[AIM OF THE EXERCISE]: Reproduce each line of the listing exactly.
_ _ _ _
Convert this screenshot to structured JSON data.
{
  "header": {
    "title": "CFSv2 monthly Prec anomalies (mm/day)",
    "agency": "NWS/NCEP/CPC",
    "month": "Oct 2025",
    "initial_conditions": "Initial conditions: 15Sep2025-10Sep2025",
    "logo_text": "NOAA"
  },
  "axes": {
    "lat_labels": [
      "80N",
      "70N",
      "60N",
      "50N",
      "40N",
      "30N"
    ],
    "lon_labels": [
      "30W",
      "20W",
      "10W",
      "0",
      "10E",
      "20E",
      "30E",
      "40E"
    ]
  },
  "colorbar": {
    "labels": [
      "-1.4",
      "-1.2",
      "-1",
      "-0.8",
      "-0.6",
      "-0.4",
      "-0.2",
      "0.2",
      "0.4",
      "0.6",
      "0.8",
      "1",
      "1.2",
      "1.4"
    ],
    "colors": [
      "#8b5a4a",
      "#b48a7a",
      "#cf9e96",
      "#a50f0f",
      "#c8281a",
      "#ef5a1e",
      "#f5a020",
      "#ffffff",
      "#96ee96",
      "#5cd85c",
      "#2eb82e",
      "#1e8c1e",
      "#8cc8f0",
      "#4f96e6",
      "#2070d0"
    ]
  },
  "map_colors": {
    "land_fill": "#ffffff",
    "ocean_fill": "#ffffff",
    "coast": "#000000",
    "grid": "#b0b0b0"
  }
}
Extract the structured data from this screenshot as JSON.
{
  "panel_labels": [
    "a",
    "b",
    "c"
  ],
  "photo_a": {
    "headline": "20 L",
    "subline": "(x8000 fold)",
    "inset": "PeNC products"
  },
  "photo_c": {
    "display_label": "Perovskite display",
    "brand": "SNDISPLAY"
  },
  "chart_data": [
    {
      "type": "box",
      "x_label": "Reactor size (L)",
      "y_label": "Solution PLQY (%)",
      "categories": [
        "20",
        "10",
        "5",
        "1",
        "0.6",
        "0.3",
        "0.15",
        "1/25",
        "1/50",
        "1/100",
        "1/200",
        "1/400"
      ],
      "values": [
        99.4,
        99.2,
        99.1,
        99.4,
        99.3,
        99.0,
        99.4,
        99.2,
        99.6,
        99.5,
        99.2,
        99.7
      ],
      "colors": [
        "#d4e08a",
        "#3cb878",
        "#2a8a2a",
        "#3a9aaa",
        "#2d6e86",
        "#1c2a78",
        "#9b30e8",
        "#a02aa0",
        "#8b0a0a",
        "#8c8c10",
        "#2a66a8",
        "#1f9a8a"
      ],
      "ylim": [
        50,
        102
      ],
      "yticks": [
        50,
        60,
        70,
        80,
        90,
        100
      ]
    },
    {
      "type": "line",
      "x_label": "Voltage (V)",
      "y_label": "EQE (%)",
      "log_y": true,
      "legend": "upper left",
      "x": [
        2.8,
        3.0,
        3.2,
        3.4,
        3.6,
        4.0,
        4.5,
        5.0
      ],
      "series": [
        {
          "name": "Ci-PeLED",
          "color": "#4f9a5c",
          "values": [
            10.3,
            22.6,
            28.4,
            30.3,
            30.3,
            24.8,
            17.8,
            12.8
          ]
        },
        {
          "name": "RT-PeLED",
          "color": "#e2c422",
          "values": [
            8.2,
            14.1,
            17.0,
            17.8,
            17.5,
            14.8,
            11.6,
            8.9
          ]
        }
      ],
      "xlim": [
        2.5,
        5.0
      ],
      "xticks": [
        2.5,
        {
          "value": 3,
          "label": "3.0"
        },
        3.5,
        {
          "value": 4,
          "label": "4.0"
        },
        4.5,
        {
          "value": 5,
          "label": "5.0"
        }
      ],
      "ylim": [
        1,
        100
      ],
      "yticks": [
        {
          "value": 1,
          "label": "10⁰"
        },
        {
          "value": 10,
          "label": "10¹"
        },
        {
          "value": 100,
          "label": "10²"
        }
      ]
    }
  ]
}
_ _ _ _
[COMPLETE RESPONSE]:
Convert this screenshot to structured JSON data.
{
  "header": {
    "title": "CFSv2 monthly Prec anomalies (mm/day)",
    "agency": "NWS/NCEP/CPC",
    "month": "Oct 2025",
    "initial_conditions": "Initial conditions: 15Sep2025-10Sep2025",
    "logo_text": "NOAA"
  },
  "axes": {
    "lat_labels": [
      "80N",
      "70N",
      "60N",
      "50N",
      "40N",
      "30N"
    ],
    "lon_labels": [
      "30W",
      "20W",
      "10W",
      "0",
      "10E",
      "20E",
      "30E",
      "40E"
    ]
  },
  "colorbar": {
    "labels": [
      "-1.4",
      "-1.2",
      "-1",
      "-0.8",
      "-0.6",
      "-0.4",
      "-0.2",
      "0.2",
      "0.4",
      "0.6",
      "0.8",
      "1",
      "1.2",
      "1.4"
    ],
    "colors": [
      "#8b5a4a",
      "#b48a7a",
      "#cf9e96",
      "#a50f0f",
      "#c8281a",
      "#ef5a1e",
      "#f5a020",
      "#ffffff",
      "#96ee96",
      "#5cd85c",
      "#2eb82e",
      "#1e8c1e",
      "#8cc8f0",
      "#4f96e6",
      "#2070d0"
    ]
  },
  "map_colors": {
    "land_fill": "#ffffff",
    "ocean_fill": "#ffffff",
    "coast": "#000000",
    "grid": "#b0b0b0"
  }
}
Extract the structured data from this screenshot as JSON.
{
  "panel_labels": [
    "a",
    "b",
    "c"
  ],
  "photo_a": {
    "headline": "20 L",
    "subline": "(x8000 fold)",
    "inset": "PeNC products"
  },
  "photo_c": {
    "display_label": "Perovskite display",
    "brand": "SNDISPLAY"
  },
  "chart_data": [
    {
      "type": "box",
      "x_label": "Reactor size (L)",
      "y_label": "Solution PLQY (%)",
      "categories": [
        "20",
        "10",
        "5",
        "1",
        "0.6",
        "0.3",
        "0.15",
        "1/25",
        "1/50",
        "1/100",
        "1/200",
        "1/400"
      ],
      "values": [
        99.4,
        99.2,
        99.1,
        99.4,
        99.3,
        99.0,
        99.4,
        99.2,
        99.6,
        99.5,
        99.2,
        99.7
      ],
      "colors": [
        "#d4e08a",
        "#3cb878",
        "#2a8a2a",
        "#3a9aaa",
        "#2d6e86",
        "#1c2a78",
        "#9b30e8",
        "#a02aa0",
        "#8b0a0a",
        "#8c8c10",
        "#2a66a8",
        "#1f9a8a"
      ],
      "ylim": [
        50,
        102
      ],
      "yticks": [
        50,
        60,
        70,
        80,
        90,
        100
      ]
    },
    {
      "type": "line",
      "x_label": "Voltage (V)",
      "y_label": "EQE (%)",
      "log_y": true,
      "legend": "upper left",
      "x": [
        2.8,
        3.0,
        3.2,
        3.4,
        3.6,
        4.0,
        4.5,
        5.0
      ],
      "series": [
        {
          "name": "Ci-PeLED",
          "color": "#4f9a5c",
          "values": [
            10.3,
            22.6,
            28.4,
            30.3,
            30.3,
            24.8,
            17.8,
            12.8
          ]
        },
        {
          "name": "RT-PeLED",
          "color": "#e2c422",
          "values": [
            8.2,
            14.1,
            17.0,
            17.8,
            17.5,
            14.8,
            11.6,
            8.9
          ]
        }
      ],
      "xlim": [
        2.5,
        5.0
      ],
      "xticks": [
        2.5,
        {
          "value": 3,
          "label": "3.0"
        },
        3.5,
        {
          "value": 4,
          "label": "4.0"
        },
        4.5,
        {
          "value": 5,
          "label": "5.0"
        }
      ],
      "ylim": [
        1,
        100
      ],
      "yticks": [
        {
          "value": 1,
          "label": "10⁰"
        },
        {
          "value": 10,
          "label": "10¹"
        },
        {
          "value": 100,
          "label": "10²"
        }
      ]
    }
  ]
}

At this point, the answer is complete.